My Resume For Phoenix Suns Floor Mopper Boy

Resume: Phoenix Suns’ Floor Mopper Boy

Here is my resume again, updated for the Suns season. The one where they are going to make the playoffs. 

Shaun El-Ters

 Objective

Utilize my excellent mopping skills, superb mop history, and quick reaction time to become a Phoenix Suns’ floor mopper. A new era of Suns basketball calls for a new era of Suns floor mopper.

 Education

Parent’s House
Major: What is 12 years of Jeopardy watching?
Minor: Three hundred episodes of Wheel of Fortune
Additional Education:

  • Comprehensive understanding of Hogwart’s architecture
  • Watched every Suns’ game since 1987

Relevant Skills


  • Six years of mopping my floor for chore money
  • Phenomenal ability to identify various liquids, especially on wood floors
  • Above-average knowledge of sweat and tears (same exact thing)
  • Motivated and hard working for at least the entire first five minutes
  • Personable – cats adore me
  • Possess efficient mopping technique
  • Accommodating to the Sun’s high amount of foreign players – give me five minutes, and I can normally find Poland on a globe

Professional experience

Parent’s House                                 –                             October 1986 – today, if you hire me

Floor mopper AND sweeper

Supervisor Name: “Mother dearest,” though she insists on “mom” or “Lynn.”

Supervisor Phone: Speed dial # 2

Job Duties /Accomplishments:

  • Experience working in a fast paced environment while being peppered with exasperated questions like why I didn’t do anything with my life.
  • Developed efficient mopping skills that allowed me to both mop and watch highlights of Suns’ games from the other room.
  • Developed ability to acquiesce to any demand due to my complete and systematic loss of any sort of dignity.
  • Endured my father’s shame.

○ ○ ○ ○ ○

### STATED TASK A
According to the resume, why did the applicant develop the ability to acquiesce to any demand?
### STATED TASK B
Show every line of the entries that contains the string "divider", treating case as significant.
The entries that follow are unrelated to the resume above.

### MATERIAL FOR THIS EXERCISE
○ ○ ○ ○ ○

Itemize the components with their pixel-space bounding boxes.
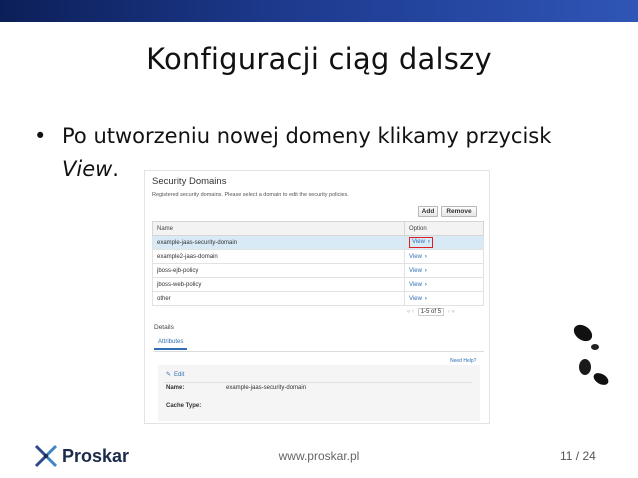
chevron-right-icon: › <box>424 253 427 260</box>
table-row[interactable]: jboss-web-policy View › <box>152 277 484 292</box>
chevron-right-icon: › <box>427 239 430 245</box>
chevron-right-icon: › <box>424 295 427 302</box>
footer-url[interactable]: www.proskar.pl <box>0 449 638 463</box>
option-cell: View › <box>404 263 484 278</box>
view-link-label: View <box>409 253 422 260</box>
domain-name: jboss-ejb-policy <box>152 263 405 278</box>
bullet-symbol: • <box>34 124 47 148</box>
attributes-panel: ✎ Edit Name: example-jaas-security-domain… <box>158 365 480 421</box>
option-cell: View › <box>404 277 484 292</box>
last-page-icon[interactable]: » <box>451 309 454 315</box>
next-page-icon[interactable]: › <box>448 309 450 315</box>
security-domains-screenshot: Security Domains Registered security dom… <box>144 170 490 424</box>
table-row[interactable]: example2-jaas-domain View › <box>152 249 484 264</box>
first-page-icon[interactable]: « <box>407 309 410 315</box>
page-number: 11 / 24 <box>560 449 596 463</box>
need-help-link[interactable]: Need Help? <box>450 358 476 364</box>
details-heading: Details <box>154 324 174 331</box>
name-value: example-jaas-security-domain <box>226 385 307 391</box>
slide-title: Konfiguracji ciąg dalszy <box>146 42 492 76</box>
view-link-label: View <box>409 267 422 274</box>
edit-button[interactable]: ✎ Edit <box>166 371 184 378</box>
footprints-decoration <box>573 324 609 385</box>
table-header: Name Option <box>152 221 484 236</box>
view-link-highlighted[interactable]: View › <box>409 237 433 248</box>
domain-name: other <box>152 291 405 306</box>
domain-name: example2-jaas-domain <box>152 249 405 264</box>
edit-label: Edit <box>174 372 185 378</box>
top-banner <box>0 0 638 22</box>
option-cell: View › <box>404 249 484 264</box>
chevron-right-icon: › <box>424 281 427 288</box>
option-cell: View › <box>404 235 484 250</box>
add-button[interactable]: Add <box>418 206 438 217</box>
view-link-label: View <box>409 281 422 288</box>
cache-type-label: Cache Type: <box>166 403 202 409</box>
option-cell: View › <box>404 291 484 306</box>
remove-button[interactable]: Remove <box>441 206 477 217</box>
domain-name: example-jaas-security-domain <box>152 235 405 250</box>
bullet-text-line2: View. <box>62 153 119 186</box>
view-link[interactable]: View › <box>409 282 427 288</box>
view-link-label: View <box>412 239 425 245</box>
column-header-option[interactable]: Option <box>404 221 484 236</box>
prev-page-icon[interactable]: ‹ <box>412 309 414 315</box>
tab-attributes[interactable]: Attributes <box>154 339 188 350</box>
table-row[interactable]: example-jaas-security-domain View › <box>152 235 484 250</box>
bullet-emphasis-view: View <box>62 157 113 181</box>
pagination: « ‹ 1-5 of 5 › » <box>407 308 455 316</box>
name-label: Name: <box>166 385 185 391</box>
bullet-text-line1: Po utworzeniu nowej domeny klikamy przyc… <box>62 124 552 148</box>
table-row[interactable]: other View › <box>152 291 484 306</box>
page-range: 1-5 of 5 <box>417 308 445 316</box>
edit-icon: ✎ <box>166 372 172 378</box>
column-header-name[interactable]: Name <box>152 221 405 236</box>
view-link[interactable]: View › <box>409 296 427 302</box>
table-row[interactable]: jboss-ejb-policy View › <box>152 263 484 278</box>
security-domains-title: Security Domains <box>152 176 227 187</box>
panel-divider <box>164 382 472 383</box>
security-domains-subtitle: Registered security domains. Please sele… <box>152 192 349 198</box>
view-link-label: View <box>409 295 422 302</box>
domains-table: Name Option example-jaas-security-domain… <box>152 221 484 306</box>
chevron-right-icon: › <box>424 267 427 274</box>
bullet-period: . <box>112 157 119 181</box>
view-link[interactable]: View › <box>409 254 427 260</box>
domain-name: jboss-web-policy <box>152 277 405 292</box>
view-link[interactable]: View › <box>409 268 427 274</box>
tab-divider <box>154 351 484 352</box>
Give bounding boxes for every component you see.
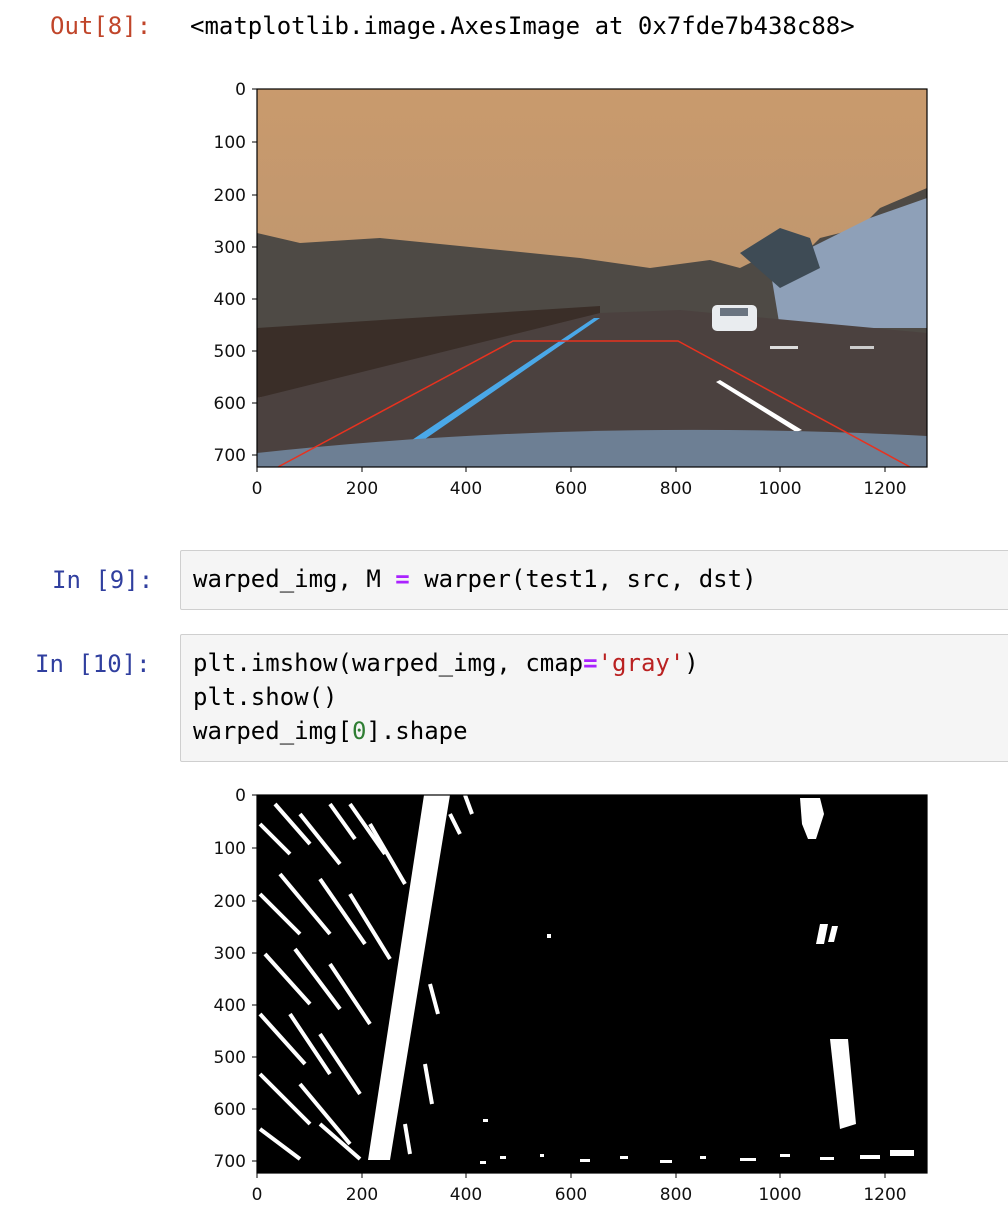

○ ○ ○ ○ ○

### EXERCISE ANSWER A
The applicant developed the ability to acquiesce to any demand because of a complete and systematic loss of any sort of dignity.

### EXERCISE ANSWER B
panel-divider <box>164 382 472 383</box>
tab-divider <box>154 351 484 352</box>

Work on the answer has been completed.